→ Requirement: Reproduce all of the records exactly.

→ Dataset extract:
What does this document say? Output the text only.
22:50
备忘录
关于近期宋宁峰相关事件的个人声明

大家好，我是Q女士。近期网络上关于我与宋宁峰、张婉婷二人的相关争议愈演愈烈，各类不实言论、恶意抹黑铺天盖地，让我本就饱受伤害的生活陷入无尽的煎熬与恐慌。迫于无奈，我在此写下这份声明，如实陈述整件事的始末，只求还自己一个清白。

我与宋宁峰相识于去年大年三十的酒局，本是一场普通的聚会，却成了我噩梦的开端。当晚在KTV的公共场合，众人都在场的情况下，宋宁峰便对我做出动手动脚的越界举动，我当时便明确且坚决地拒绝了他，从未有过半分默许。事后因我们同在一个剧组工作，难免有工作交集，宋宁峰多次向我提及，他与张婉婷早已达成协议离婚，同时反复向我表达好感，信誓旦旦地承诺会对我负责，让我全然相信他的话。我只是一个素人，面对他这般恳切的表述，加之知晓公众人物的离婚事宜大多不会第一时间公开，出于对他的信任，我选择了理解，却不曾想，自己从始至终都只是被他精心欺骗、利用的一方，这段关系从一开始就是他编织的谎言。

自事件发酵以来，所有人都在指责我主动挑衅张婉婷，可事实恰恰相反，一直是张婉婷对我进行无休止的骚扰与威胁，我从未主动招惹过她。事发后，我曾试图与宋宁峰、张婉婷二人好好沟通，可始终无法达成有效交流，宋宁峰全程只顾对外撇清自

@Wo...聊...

→ Exercise answer:
What does this document say? Output the text only.
22:50
备忘录
关于近期宋宁峰相关事件的个人声明

大家好，我是Q女士。近期网络上关于我与宋宁峰、张婉婷二人的相关争议愈演愈烈，各类不实言论、恶意抹黑铺天盖地，让我本就饱受伤害的生活陷入无尽的煎熬与恐慌。迫于无奈，我在此写下这份声明，如实陈述整件事的始末，只求还自己一个清白。

我与宋宁峰相识于去年大年三十的酒局，本是一场普通的聚会，却成了我噩梦的开端。当晚在KTV的公共场合，众人都在场的情况下，宋宁峰便对我做出动手动脚的越界举动，我当时便明确且坚决地拒绝了他，从未有过半分默许。事后因我们同在一个剧组工作，难免有工作交集，宋宁峰多次向我提及，他与张婉婷早已达成协议离婚，同时反复向我表达好感，信誓旦旦地承诺会对我负责，让我全然相信他的话。我只是一个素人，面对他这般恳切的表述，加之知晓公众人物的离婚事宜大多不会第一时间公开，出于对他的信任，我选择了理解，却不曾想，自己从始至终都只是被他精心欺骗、利用的一方，这段关系从一开始就是他编织的谎言。

自事件发酵以来，所有人都在指责我主动挑衅张婉婷，可事实恰恰相反，一直是张婉婷对我进行无休止的骚扰与威胁，我从未主动招惹过她。事发后，我曾试图与宋宁峰、张婉婷二人好好沟通，可始终无法达成有效交流，宋宁峰全程只顾对外撇清自

@Wo...聊...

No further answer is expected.